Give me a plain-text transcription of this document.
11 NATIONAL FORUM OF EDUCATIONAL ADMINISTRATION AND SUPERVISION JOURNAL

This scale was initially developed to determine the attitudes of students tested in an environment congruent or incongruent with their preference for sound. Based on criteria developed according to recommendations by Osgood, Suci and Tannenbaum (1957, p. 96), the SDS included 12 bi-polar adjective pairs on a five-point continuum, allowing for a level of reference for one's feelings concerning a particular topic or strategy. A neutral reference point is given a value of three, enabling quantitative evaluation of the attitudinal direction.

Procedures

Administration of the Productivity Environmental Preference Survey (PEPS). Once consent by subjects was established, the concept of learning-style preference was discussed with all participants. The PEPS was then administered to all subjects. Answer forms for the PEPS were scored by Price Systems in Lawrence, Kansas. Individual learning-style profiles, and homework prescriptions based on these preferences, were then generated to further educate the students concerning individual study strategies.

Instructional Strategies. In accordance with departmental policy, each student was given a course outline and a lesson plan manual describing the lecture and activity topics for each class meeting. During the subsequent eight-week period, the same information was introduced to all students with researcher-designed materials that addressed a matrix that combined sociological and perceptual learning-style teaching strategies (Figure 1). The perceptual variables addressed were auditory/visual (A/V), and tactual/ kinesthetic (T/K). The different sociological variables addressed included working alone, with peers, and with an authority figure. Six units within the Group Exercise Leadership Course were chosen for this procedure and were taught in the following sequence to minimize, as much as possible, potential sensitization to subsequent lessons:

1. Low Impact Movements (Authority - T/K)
•••
PROBLEM STATEMENT
Return the entries in full, keeping every line exactly as it is.

EXPECTED OUTPUT
Give me a plain-text transcription of this document.
11 NATIONAL FORUM OF EDUCATIONAL ADMINISTRATION AND SUPERVISION JOURNAL

This scale was initially developed to determine the attitudes of students tested in an environment congruent or incongruent with their preference for sound. Based on criteria developed according to recommendations by Osgood, Suci and Tannenbaum (1957, p. 96), the SDS included 12 bi-polar adjective pairs on a five-point continuum, allowing for a level of reference for one's feelings concerning a particular topic or strategy. A neutral reference point is given a value of three, enabling quantitative evaluation of the attitudinal direction.

Procedures

Administration of the Productivity Environmental Preference Survey (PEPS). Once consent by subjects was established, the concept of learning-style preference was discussed with all participants. The PEPS was then administered to all subjects. Answer forms for the PEPS were scored by Price Systems in Lawrence, Kansas. Individual learning-style profiles, and homework prescriptions based on these preferences, were then generated to further educate the students concerning individual study strategies.

Instructional Strategies. In accordance with departmental policy, each student was given a course outline and a lesson plan manual describing the lecture and activity topics for each class meeting. During the subsequent eight-week period, the same information was introduced to all students with researcher-designed materials that addressed a matrix that combined sociological and perceptual learning-style teaching strategies (Figure 1). The perceptual variables addressed were auditory/visual (A/V), and tactual/ kinesthetic (T/K). The different sociological variables addressed included working alone, with peers, and with an authority figure. Six units within the Group Exercise Leadership Course were chosen for this procedure and were taught in the following sequence to minimize, as much as possible, potential sensitization to subsequent lessons:

1. Low Impact Movements (Authority - T/K)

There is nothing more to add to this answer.